Restate the listing below word for word, omitting any images.

-- start MATERIAL FOR THIS EXERCISE --

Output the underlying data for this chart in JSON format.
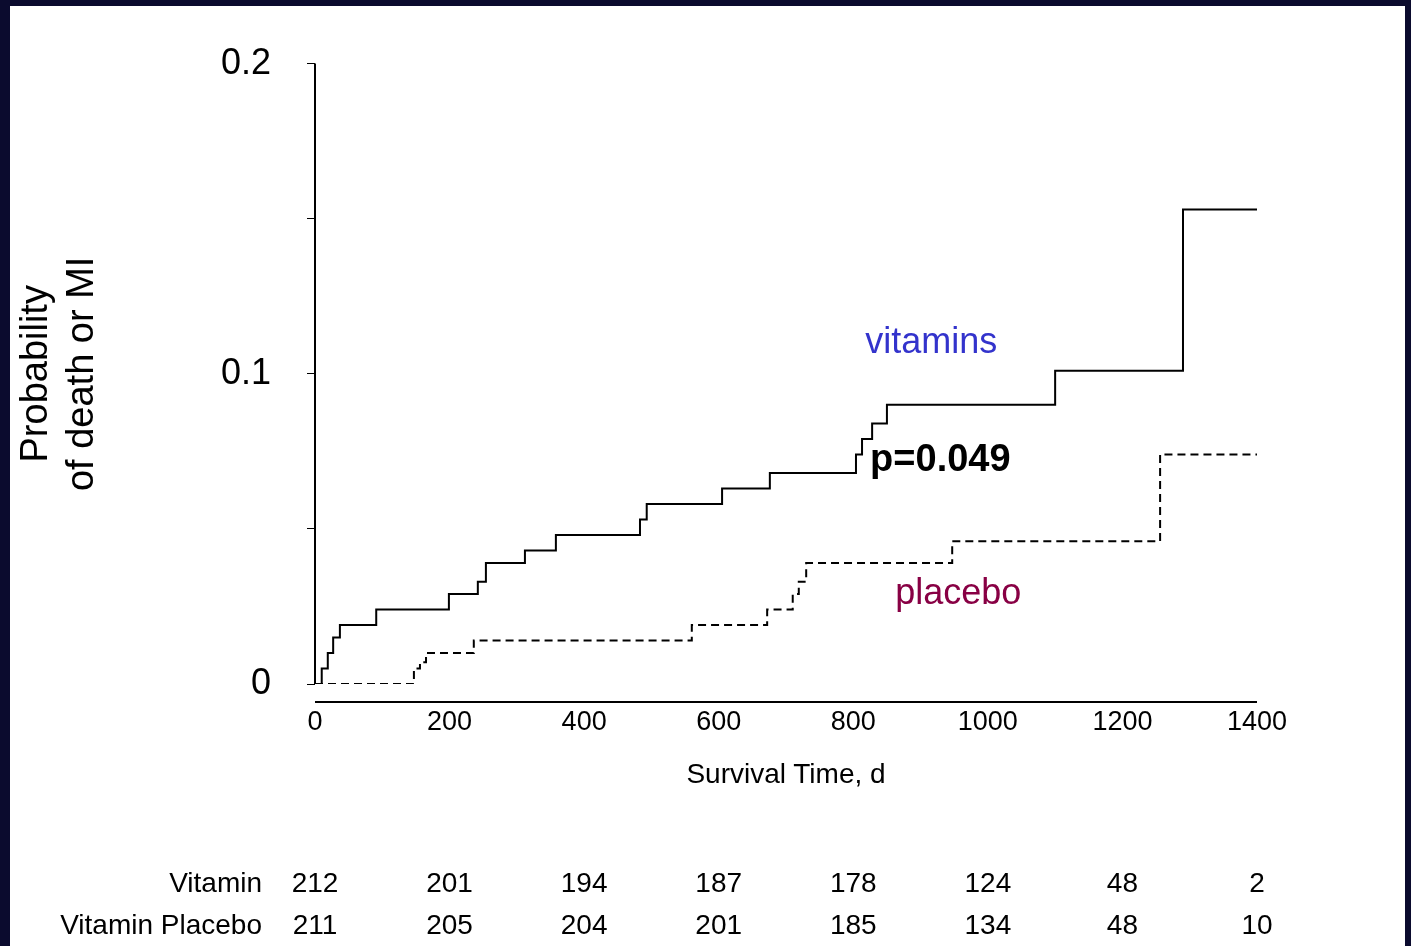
{
  "chart_data": {
    "type": "step",
    "xlabel": "Survival Time, d",
    "ylabel": "Probability\nof death or MI",
    "xlim": [
      0,
      1400
    ],
    "xticks": [
      0,
      200,
      400,
      600,
      800,
      1000,
      1200,
      1400
    ],
    "ylim": [
      0,
      0.2
    ],
    "yticks": [
      0,
      {
        "value": 0.05,
        "label": null
      },
      0.1,
      {
        "value": 0.15,
        "label": null
      },
      0.2
    ],
    "grid": false,
    "legend": false,
    "marker": "none",
    "series": [
      {
        "name": "vitamins",
        "color": "#000000",
        "line_style": "solid",
        "x": [
          0,
          10,
          19,
          27,
          37,
          91,
          199,
          242,
          254,
          312,
          358,
          483,
          493,
          605,
          676,
          804,
          813,
          828,
          850,
          1100,
          1290,
          1400
        ],
        "values": [
          0,
          0.005,
          0.01,
          0.015,
          0.019,
          0.024,
          0.029,
          0.033,
          0.039,
          0.043,
          0.048,
          0.053,
          0.058,
          0.063,
          0.068,
          0.074,
          0.079,
          0.084,
          0.09,
          0.101,
          0.153,
          0.153
        ]
      },
      {
        "name": "placebo",
        "color": "#000000",
        "line_style": "dashed",
        "x": [
          0,
          147,
          156,
          165,
          236,
          560,
          672,
          710,
          719,
          730,
          947,
          1256,
          1400
        ],
        "values": [
          0,
          0.005,
          0.007,
          0.01,
          0.014,
          0.019,
          0.024,
          0.029,
          0.033,
          0.039,
          0.046,
          0.074,
          0.074
        ]
      }
    ],
    "annotations": [
      "p=0.049",
      "Vitamin",
      "212",
      "201",
      "194",
      "187",
      "178",
      "124",
      "48",
      "2",
      "Vitamin Placebo",
      "211",
      "205",
      "204",
      "201",
      "185",
      "134",
      "48",
      "10"
    ]
  }
}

-- end MATERIAL FOR THIS EXERCISE --

▶ SOLUTION FOR THIS TASK:
Output the underlying data for this chart in JSON format.
{
  "chart_data": {
    "type": "step",
    "xlabel": "Survival Time, d",
    "ylabel": "Probability\nof death or MI",
    "xlim": [
      0,
      1400
    ],
    "xticks": [
      0,
      200,
      400,
      600,
      800,
      1000,
      1200,
      1400
    ],
    "ylim": [
      0,
      0.2
    ],
    "yticks": [
      0,
      {
        "value": 0.05,
        "label": null
      },
      0.1,
      {
        "value": 0.15,
        "label": null
      },
      0.2
    ],
    "grid": false,
    "legend": false,
    "marker": "none",
    "series": [
      {
        "name": "vitamins",
        "color": "#000000",
        "line_style": "solid",
        "x": [
          0,
          10,
          19,
          27,
          37,
          91,
          199,
          242,
          254,
          312,
          358,
          483,
          493,
          605,
          676,
          804,
          813,
          828,
          850,
          1100,
          1290,
          1400
        ],
        "values": [
          0,
          0.005,
          0.01,
          0.015,
          0.019,
          0.024,
          0.029,
          0.033,
          0.039,
          0.043,
          0.048,
          0.053,
          0.058,
          0.063,
          0.068,
          0.074,
          0.079,
          0.084,
          0.09,
          0.101,
          0.153,
          0.153
        ]
      },
      {
        "name": "placebo",
        "color": "#000000",
        "line_style": "dashed",
        "x": [
          0,
          147,
          156,
          165,
          236,
          560,
          672,
          710,
          719,
          730,
          947,
          1256,
          1400
        ],
        "values": [
          0,
          0.005,
          0.007,
          0.01,
          0.014,
          0.019,
          0.024,
          0.029,
          0.033,
          0.039,
          0.046,
          0.074,
          0.074
        ]
      }
    ],
    "annotations": [
      "p=0.049",
      "Vitamin",
      "212",
      "201",
      "194",
      "187",
      "178",
      "124",
      "48",
      "2",
      "Vitamin Placebo",
      "211",
      "205",
      "204",
      "201",
      "185",
      "134",
      "48",
      "10"
    ]
  }
}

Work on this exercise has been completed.